Hot on the heels of the announcement that the EU would be leveling its third set of antitrust charges against the tech behemoth, Google’s offices in Spain have been raided as part of an ongoing tax probe. The raid was the second in as many months, after Google’s French headquarters were also recently raided “on suspicion of tax evasion,” Reuters reports.
For its part, Google has insisted that the company has engaged in no wrongdoing — in Spain or anywhere else. “We comply with the tax law in Spain, as in every other country in which we operate. We are cooperating fully with the authorities in Madrid to answer their questions, as always,” a Google spokesperson told CNNMoney.
But clearly, authorities aren’t on the same page. According to Reuters, the Thursday raid was given the green light by a court in the Spanish capital of Madrid.

Requirements — Keep writing the news piece about the tax raid on Google's offices in Spain, starting right after its last sentence.

Provided material —
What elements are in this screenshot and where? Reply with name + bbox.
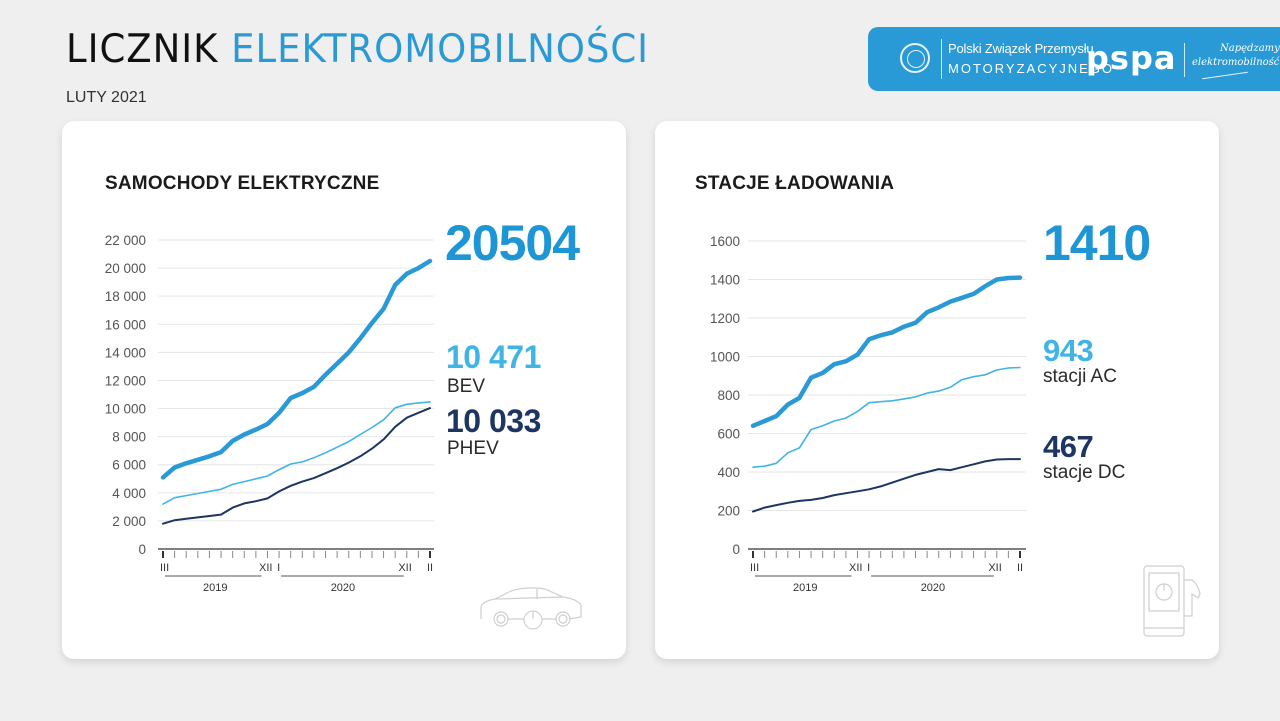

Output for this exercise —
The Silicon Valley-based company continues to find itself in hot water over tax laws. While the firm reports most sales in Ireland, where taxes are very low, other countries are now looking to get their cut. A recent settlement saw Google agree to pay the U.K. government $185 million for more than a decade of unpaid taxes (beginning in 2005), but British authorities say that the sum, while hefty, is still a “sweetheart deal.” Italy also appears to be investigating similar action against the company.
As per its last earnings report, which was released in April, the tech giant reported that worldwide revenue was a staggering $20.26 billion in a single quarter. So if there is tax to be paid, there’s a lot of it.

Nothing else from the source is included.